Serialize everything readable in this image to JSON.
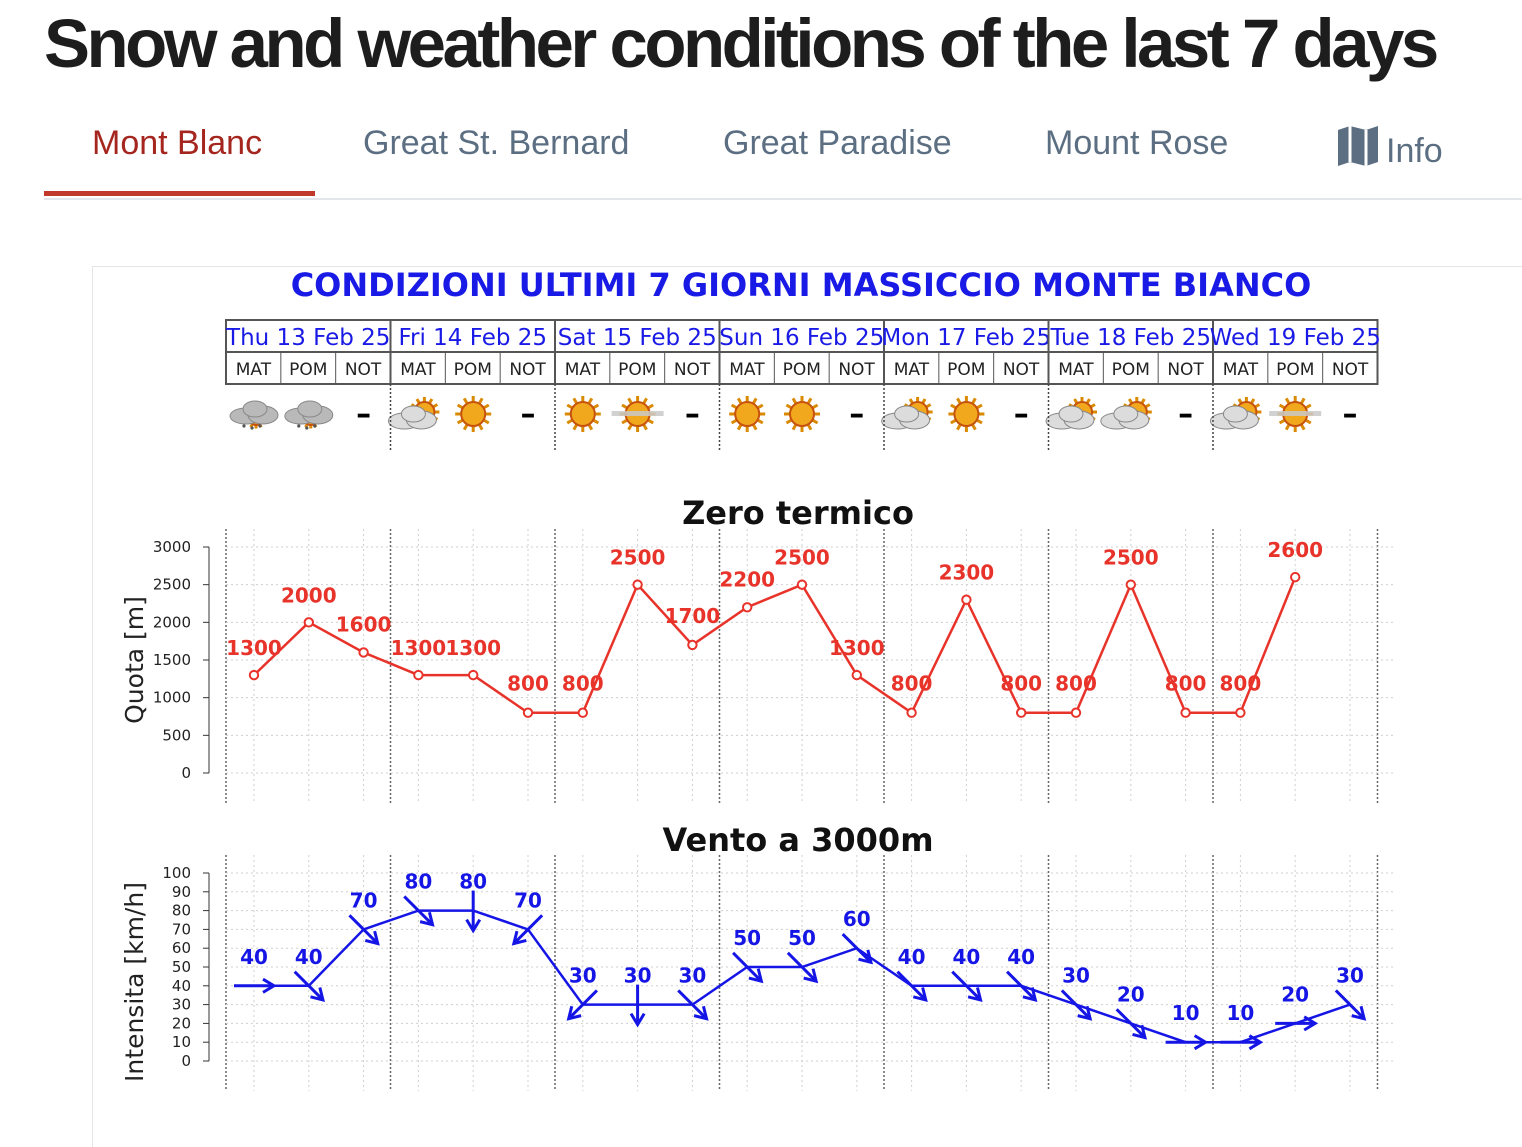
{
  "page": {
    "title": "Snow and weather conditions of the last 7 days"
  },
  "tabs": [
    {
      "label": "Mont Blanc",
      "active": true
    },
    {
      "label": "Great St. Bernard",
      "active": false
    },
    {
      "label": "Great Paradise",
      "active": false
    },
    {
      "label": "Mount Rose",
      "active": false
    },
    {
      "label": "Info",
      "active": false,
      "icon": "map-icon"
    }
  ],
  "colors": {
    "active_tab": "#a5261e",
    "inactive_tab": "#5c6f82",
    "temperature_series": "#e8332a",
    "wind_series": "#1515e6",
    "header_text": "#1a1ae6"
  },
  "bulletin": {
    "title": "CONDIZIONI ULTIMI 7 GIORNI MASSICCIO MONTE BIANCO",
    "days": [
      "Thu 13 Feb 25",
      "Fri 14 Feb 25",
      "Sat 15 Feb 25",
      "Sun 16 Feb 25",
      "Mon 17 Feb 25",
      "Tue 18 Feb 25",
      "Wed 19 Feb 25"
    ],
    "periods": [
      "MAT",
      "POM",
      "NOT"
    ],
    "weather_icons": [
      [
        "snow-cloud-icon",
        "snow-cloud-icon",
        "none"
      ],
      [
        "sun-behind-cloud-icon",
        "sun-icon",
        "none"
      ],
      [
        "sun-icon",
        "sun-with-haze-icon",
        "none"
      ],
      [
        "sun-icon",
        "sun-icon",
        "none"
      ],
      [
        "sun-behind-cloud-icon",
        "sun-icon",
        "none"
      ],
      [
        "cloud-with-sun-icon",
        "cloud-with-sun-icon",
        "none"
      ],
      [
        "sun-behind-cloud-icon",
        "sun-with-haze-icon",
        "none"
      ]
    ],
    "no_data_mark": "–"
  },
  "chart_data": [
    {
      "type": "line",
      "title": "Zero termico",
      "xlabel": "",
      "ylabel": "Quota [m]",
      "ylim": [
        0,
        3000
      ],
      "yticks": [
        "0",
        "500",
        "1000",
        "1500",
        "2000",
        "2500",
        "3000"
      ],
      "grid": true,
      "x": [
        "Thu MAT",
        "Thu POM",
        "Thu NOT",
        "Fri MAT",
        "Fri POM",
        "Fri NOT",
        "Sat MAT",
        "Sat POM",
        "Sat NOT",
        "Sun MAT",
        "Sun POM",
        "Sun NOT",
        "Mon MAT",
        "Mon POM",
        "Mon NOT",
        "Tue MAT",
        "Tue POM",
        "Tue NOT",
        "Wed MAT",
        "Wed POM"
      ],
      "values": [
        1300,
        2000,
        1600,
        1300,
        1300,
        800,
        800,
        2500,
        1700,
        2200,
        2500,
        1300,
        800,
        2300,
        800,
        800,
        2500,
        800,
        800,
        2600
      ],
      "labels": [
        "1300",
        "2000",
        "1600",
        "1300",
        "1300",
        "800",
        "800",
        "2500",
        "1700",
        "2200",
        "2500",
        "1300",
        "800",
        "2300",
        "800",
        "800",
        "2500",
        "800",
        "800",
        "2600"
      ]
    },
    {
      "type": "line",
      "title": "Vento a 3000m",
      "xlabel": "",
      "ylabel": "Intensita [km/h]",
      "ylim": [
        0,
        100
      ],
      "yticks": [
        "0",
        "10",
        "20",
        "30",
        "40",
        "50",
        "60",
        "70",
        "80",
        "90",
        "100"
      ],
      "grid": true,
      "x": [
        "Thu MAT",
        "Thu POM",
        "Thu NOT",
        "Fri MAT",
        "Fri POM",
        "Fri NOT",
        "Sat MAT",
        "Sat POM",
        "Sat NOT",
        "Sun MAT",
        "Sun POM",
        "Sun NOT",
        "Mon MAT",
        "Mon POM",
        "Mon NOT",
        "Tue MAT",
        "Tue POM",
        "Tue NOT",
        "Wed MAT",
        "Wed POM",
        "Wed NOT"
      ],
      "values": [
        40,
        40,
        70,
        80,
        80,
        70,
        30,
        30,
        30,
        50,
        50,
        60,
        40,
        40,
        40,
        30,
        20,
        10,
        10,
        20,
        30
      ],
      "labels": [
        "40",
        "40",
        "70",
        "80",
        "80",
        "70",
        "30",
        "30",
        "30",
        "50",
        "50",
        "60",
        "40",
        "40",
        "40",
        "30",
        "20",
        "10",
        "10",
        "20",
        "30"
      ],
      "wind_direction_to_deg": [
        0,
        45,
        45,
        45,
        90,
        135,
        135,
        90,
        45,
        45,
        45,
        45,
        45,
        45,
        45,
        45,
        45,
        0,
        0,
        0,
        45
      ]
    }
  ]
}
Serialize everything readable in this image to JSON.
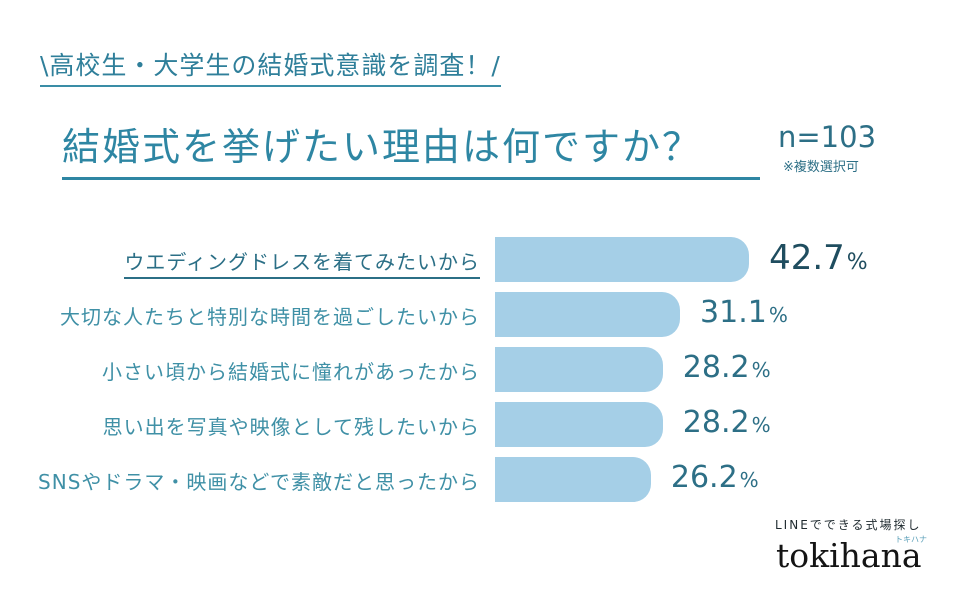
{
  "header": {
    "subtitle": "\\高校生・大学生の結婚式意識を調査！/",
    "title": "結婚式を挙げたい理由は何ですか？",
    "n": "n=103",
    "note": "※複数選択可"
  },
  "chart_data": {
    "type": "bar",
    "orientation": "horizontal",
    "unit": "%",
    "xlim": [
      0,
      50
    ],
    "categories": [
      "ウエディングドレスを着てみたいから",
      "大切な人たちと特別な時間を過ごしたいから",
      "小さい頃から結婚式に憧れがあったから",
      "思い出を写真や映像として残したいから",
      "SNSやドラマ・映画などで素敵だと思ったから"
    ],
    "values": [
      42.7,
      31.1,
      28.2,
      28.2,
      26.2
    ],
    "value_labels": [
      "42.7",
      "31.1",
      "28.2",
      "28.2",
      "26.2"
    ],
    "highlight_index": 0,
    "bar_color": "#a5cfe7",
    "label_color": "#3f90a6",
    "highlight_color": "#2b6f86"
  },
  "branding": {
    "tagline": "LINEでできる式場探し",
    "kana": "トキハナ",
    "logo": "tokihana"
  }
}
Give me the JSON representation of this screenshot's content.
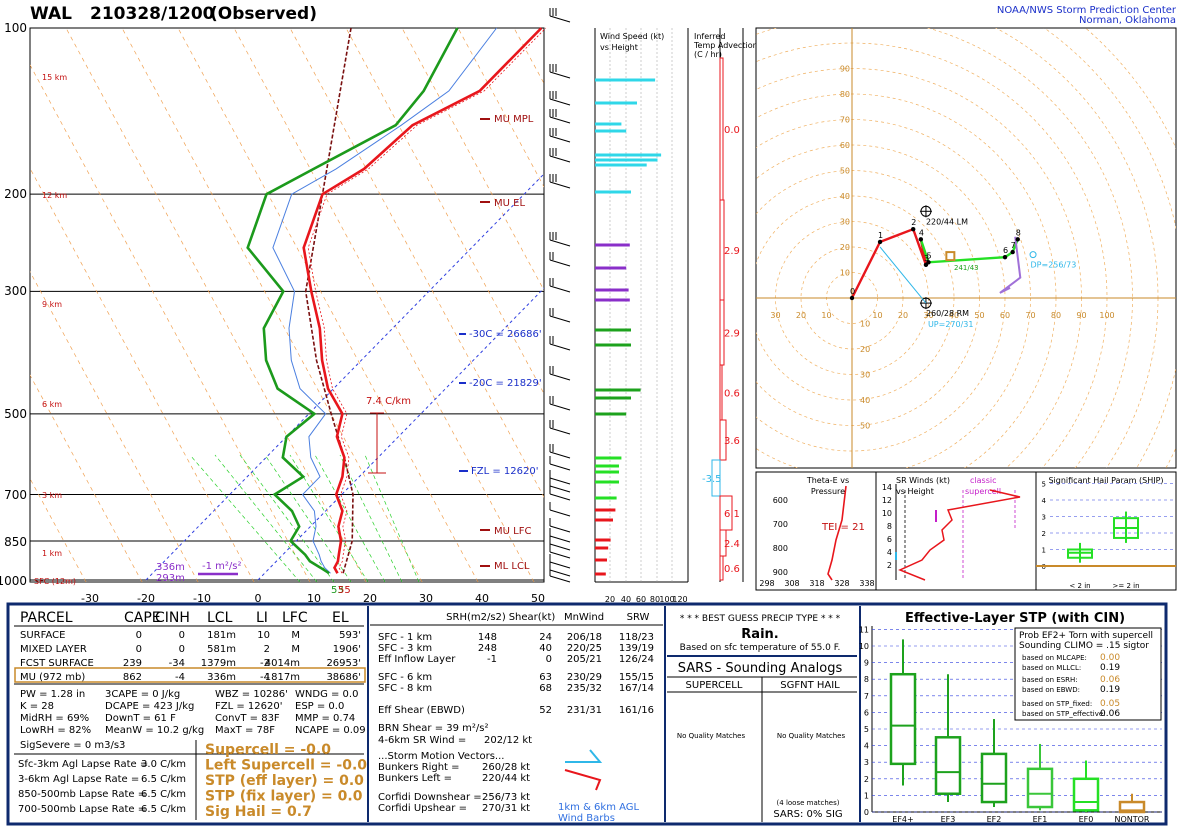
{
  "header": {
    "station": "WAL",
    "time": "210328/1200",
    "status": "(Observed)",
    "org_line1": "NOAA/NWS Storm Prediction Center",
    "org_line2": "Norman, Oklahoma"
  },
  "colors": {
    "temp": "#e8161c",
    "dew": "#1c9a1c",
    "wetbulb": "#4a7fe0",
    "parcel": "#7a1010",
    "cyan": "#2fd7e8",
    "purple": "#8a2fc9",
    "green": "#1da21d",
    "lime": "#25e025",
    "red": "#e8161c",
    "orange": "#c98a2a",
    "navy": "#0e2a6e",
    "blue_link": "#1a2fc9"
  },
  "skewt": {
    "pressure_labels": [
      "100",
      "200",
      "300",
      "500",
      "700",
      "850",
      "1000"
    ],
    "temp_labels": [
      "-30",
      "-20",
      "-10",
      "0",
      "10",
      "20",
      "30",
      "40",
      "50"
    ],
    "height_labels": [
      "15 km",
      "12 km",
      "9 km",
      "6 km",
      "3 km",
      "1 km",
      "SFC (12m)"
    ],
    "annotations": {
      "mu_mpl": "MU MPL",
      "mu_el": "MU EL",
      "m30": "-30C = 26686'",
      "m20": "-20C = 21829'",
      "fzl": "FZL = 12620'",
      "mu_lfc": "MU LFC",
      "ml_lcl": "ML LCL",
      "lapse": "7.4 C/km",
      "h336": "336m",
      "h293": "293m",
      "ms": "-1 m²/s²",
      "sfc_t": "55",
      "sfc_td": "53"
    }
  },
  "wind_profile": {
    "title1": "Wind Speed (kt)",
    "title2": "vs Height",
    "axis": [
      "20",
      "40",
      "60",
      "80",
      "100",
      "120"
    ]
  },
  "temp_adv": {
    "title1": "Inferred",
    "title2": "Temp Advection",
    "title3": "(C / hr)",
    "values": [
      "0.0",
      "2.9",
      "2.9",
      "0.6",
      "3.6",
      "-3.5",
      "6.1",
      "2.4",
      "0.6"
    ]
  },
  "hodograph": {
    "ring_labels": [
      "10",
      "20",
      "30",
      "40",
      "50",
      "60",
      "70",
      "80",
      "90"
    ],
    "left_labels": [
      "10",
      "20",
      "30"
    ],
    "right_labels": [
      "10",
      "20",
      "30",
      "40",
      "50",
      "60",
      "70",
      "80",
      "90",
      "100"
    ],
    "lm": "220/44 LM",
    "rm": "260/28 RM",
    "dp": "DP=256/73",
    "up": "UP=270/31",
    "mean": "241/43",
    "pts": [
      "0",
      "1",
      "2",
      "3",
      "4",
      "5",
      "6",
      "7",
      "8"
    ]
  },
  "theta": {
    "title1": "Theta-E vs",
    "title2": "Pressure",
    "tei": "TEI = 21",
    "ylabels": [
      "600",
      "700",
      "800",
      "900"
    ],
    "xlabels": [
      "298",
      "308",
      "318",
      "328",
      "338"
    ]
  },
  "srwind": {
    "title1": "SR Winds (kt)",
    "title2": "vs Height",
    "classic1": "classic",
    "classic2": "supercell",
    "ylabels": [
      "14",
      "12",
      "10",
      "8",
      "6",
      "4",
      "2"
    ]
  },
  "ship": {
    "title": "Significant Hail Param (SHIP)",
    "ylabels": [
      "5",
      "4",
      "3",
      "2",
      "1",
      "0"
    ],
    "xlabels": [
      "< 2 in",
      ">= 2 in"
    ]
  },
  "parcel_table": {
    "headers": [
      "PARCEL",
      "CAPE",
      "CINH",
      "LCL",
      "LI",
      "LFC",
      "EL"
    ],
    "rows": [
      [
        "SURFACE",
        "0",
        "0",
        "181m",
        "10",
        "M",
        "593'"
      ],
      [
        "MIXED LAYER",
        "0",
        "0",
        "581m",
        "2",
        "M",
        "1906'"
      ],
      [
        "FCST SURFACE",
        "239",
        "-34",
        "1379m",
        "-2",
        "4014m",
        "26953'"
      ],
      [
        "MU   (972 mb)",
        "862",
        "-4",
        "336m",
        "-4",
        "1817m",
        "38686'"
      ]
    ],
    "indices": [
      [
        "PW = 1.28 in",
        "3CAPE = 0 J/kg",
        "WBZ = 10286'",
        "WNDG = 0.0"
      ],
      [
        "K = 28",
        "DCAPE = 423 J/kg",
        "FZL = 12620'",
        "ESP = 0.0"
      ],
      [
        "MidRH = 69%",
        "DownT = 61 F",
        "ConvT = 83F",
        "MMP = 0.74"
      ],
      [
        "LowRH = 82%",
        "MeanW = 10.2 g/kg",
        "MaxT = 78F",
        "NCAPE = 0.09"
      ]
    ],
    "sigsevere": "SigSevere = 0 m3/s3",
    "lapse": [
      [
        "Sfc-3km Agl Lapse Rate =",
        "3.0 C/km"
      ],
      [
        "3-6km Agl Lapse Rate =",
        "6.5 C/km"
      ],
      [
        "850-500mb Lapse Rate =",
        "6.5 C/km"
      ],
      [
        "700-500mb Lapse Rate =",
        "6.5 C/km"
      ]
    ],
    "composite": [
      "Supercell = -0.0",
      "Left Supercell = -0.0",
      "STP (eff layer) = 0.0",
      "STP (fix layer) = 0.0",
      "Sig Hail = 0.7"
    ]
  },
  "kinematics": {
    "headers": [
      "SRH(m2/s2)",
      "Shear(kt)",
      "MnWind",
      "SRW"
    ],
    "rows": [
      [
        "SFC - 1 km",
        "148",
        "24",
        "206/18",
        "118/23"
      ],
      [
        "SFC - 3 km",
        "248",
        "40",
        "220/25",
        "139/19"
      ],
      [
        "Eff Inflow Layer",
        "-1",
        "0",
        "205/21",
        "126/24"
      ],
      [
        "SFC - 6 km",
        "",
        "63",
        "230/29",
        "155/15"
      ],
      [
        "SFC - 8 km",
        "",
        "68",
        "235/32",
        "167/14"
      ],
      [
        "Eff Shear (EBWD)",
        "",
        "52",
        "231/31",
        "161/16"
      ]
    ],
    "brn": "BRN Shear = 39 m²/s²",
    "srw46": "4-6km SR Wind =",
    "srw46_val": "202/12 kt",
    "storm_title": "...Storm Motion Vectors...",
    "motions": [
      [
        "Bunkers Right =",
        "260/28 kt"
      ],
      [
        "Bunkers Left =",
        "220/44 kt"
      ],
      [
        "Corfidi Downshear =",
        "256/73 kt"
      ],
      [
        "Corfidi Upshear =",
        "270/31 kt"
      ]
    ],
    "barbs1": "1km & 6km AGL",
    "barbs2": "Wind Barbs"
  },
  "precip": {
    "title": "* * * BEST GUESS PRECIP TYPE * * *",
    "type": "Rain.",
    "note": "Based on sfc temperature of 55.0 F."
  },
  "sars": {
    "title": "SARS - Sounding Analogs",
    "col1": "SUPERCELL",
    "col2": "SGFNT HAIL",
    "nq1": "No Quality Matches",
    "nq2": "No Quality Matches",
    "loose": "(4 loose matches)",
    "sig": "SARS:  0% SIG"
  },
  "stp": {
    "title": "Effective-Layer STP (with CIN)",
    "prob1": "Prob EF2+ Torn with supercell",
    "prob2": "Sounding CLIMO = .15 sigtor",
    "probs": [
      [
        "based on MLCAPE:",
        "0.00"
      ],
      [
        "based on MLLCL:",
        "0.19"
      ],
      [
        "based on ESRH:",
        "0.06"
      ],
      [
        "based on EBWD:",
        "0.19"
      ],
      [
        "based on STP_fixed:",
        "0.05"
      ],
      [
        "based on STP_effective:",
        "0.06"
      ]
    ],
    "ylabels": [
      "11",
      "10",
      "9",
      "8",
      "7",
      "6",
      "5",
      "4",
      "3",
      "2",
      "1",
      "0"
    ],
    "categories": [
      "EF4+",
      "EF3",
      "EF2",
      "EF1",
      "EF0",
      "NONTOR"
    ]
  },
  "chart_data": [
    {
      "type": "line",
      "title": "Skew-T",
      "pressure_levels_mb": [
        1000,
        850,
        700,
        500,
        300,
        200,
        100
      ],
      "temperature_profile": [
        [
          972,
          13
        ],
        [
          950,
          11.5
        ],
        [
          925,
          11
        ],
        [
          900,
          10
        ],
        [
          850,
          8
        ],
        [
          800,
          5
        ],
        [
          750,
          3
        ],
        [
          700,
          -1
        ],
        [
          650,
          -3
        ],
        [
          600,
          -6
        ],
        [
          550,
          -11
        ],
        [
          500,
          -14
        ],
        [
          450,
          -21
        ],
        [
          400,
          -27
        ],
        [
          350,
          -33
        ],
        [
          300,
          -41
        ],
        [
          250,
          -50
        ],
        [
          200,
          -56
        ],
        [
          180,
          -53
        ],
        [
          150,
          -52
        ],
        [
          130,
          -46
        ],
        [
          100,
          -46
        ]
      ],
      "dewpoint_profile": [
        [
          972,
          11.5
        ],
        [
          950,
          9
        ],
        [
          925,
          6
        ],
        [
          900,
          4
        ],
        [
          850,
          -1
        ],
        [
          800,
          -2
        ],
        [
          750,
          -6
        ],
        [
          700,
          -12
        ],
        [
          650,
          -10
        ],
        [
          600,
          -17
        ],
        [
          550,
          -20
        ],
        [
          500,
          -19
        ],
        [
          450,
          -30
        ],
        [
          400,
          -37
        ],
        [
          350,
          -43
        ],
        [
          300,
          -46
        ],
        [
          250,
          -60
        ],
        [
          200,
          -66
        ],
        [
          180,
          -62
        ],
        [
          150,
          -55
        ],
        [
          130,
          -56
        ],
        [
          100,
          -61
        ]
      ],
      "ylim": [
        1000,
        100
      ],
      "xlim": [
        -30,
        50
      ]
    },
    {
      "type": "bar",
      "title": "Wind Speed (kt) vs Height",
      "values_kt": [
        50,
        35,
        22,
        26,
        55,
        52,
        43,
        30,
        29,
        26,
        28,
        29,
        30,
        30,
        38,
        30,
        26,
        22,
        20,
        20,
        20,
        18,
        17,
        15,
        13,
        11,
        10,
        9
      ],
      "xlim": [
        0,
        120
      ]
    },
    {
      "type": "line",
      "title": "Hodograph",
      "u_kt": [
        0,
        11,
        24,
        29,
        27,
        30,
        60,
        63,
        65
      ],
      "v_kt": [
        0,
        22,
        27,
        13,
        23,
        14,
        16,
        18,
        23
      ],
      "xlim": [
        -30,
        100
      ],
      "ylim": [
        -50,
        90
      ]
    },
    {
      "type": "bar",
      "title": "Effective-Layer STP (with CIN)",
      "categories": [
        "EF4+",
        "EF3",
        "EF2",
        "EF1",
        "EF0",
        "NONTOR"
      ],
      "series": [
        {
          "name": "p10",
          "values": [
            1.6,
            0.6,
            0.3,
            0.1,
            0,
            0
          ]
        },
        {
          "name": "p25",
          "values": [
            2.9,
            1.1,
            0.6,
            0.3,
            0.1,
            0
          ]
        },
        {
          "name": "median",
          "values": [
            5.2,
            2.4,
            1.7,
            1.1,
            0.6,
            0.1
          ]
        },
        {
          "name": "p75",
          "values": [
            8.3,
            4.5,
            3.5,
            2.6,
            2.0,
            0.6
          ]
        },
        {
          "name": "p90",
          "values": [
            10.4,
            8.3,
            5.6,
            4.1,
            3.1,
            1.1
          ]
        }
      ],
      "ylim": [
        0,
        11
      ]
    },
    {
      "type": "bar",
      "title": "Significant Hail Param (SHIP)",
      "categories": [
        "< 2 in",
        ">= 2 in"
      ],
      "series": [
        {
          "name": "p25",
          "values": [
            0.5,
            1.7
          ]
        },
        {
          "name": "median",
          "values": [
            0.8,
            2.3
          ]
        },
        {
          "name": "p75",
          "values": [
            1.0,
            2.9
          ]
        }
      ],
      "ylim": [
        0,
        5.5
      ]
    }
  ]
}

§ **Your task**
Identify the lines that contain the string "with", and copy every one of them.

§ **Task output**
        "sun-with-haze-icon",
        "cloud-with-sun-icon",
        "cloud-with-sun-icon",
        "sun-with-haze-icon",
    "title": "Effective-Layer STP (with CIN)",
    "prob1": "Prob EF2+ Torn with supercell",
      "title": "Effective-Layer STP (with CIN)",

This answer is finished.